◆ **Recorded data**
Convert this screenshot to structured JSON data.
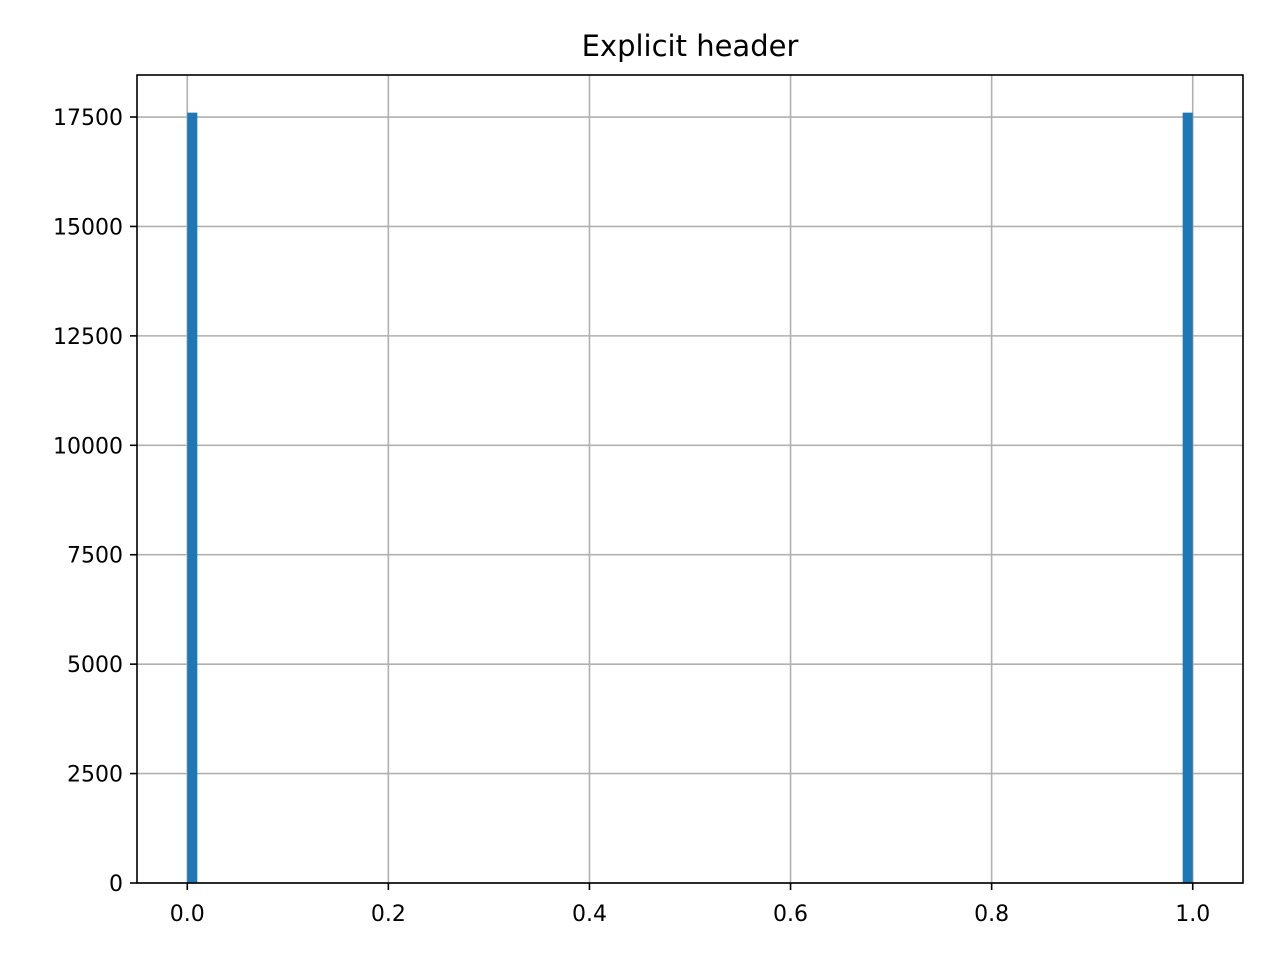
{
  "chart_data": {
    "type": "bar",
    "title": "Explicit header",
    "xlabel": "",
    "ylabel": "",
    "xlim": [
      -0.05,
      1.05
    ],
    "ylim": [
      0,
      18460
    ],
    "grid": true,
    "bar_color": "#1f77b4",
    "grid_color": "#b0b0b0",
    "bins": [
      {
        "x0": 0.0,
        "x1": 0.01,
        "value": 17600
      },
      {
        "x0": 0.99,
        "x1": 1.0,
        "value": 17600
      }
    ],
    "x_ticks": [
      {
        "value": 0.0,
        "label": "0.0"
      },
      {
        "value": 0.2,
        "label": "0.2"
      },
      {
        "value": 0.4,
        "label": "0.4"
      },
      {
        "value": 0.6,
        "label": "0.6"
      },
      {
        "value": 0.8,
        "label": "0.8"
      },
      {
        "value": 1.0,
        "label": "1.0"
      }
    ],
    "y_ticks": [
      {
        "value": 0,
        "label": "0"
      },
      {
        "value": 2500,
        "label": "2500"
      },
      {
        "value": 5000,
        "label": "5000"
      },
      {
        "value": 7500,
        "label": "7500"
      },
      {
        "value": 10000,
        "label": "10000"
      },
      {
        "value": 12500,
        "label": "12500"
      },
      {
        "value": 15000,
        "label": "15000"
      },
      {
        "value": 17500,
        "label": "17500"
      }
    ]
  }
}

◆ **Task prompt**
Print out the lines exactly, skipping any picture.

◆ **Output**
Convert this screenshot to structured JSON data.
{
  "chart_data": {
    "type": "bar",
    "title": "Explicit header",
    "xlabel": "",
    "ylabel": "",
    "xlim": [
      -0.05,
      1.05
    ],
    "ylim": [
      0,
      18460
    ],
    "grid": true,
    "bar_color": "#1f77b4",
    "grid_color": "#b0b0b0",
    "bins": [
      {
        "x0": 0.0,
        "x1": 0.01,
        "value": 17600
      },
      {
        "x0": 0.99,
        "x1": 1.0,
        "value": 17600
      }
    ],
    "x_ticks": [
      {
        "value": 0.0,
        "label": "0.0"
      },
      {
        "value": 0.2,
        "label": "0.2"
      },
      {
        "value": 0.4,
        "label": "0.4"
      },
      {
        "value": 0.6,
        "label": "0.6"
      },
      {
        "value": 0.8,
        "label": "0.8"
      },
      {
        "value": 1.0,
        "label": "1.0"
      }
    ],
    "y_ticks": [
      {
        "value": 0,
        "label": "0"
      },
      {
        "value": 2500,
        "label": "2500"
      },
      {
        "value": 5000,
        "label": "5000"
      },
      {
        "value": 7500,
        "label": "7500"
      },
      {
        "value": 10000,
        "label": "10000"
      },
      {
        "value": 12500,
        "label": "12500"
      },
      {
        "value": 15000,
        "label": "15000"
      },
      {
        "value": 17500,
        "label": "17500"
      }
    ]
  }
}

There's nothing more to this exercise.